Given task: Using the listing below, extract each line that has the word "tarihi" in it.

Entries provided:

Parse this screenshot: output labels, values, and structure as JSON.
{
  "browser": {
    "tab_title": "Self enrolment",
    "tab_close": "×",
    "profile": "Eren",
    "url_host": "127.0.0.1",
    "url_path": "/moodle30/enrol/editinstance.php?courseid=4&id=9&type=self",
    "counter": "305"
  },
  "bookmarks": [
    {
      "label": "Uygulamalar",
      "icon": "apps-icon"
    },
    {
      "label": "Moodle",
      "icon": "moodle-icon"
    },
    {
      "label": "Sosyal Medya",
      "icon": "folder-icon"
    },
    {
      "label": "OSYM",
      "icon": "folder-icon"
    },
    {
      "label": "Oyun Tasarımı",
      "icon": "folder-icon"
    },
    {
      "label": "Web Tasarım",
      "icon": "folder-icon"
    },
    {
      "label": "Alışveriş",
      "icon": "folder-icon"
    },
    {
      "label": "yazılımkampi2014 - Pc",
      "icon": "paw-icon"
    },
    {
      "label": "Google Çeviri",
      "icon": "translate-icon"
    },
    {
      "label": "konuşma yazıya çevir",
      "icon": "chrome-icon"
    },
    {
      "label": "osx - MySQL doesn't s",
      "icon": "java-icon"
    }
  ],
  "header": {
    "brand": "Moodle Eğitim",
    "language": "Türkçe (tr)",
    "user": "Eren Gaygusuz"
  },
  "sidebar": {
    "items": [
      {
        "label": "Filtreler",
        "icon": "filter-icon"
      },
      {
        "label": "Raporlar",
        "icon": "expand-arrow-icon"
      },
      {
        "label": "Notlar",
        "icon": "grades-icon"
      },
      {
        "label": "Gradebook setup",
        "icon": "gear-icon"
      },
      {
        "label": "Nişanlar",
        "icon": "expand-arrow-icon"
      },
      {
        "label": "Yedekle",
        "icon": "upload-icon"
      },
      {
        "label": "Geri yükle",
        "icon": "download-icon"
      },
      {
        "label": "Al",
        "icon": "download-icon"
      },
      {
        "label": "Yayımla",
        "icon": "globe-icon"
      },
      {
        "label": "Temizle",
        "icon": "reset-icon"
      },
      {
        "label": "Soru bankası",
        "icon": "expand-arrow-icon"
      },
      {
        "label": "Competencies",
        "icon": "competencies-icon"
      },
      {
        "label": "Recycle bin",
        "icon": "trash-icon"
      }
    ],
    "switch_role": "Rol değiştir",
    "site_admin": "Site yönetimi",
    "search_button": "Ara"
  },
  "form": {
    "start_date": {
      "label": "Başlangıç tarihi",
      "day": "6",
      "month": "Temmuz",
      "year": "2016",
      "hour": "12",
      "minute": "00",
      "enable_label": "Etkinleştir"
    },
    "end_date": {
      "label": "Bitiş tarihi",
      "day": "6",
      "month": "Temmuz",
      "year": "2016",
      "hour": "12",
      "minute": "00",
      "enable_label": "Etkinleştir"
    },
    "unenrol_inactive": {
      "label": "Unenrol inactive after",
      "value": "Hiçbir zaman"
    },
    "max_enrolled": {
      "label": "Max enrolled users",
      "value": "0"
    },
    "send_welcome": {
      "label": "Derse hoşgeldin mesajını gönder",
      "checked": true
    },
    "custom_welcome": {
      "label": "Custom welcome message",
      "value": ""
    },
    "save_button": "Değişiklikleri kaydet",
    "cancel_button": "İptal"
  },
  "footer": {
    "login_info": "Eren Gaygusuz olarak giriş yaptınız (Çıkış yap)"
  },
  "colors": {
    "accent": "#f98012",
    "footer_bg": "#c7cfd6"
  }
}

Output of the task:
      "label": "Başlangıç tarihi",
      "label": "Bitiş tarihi",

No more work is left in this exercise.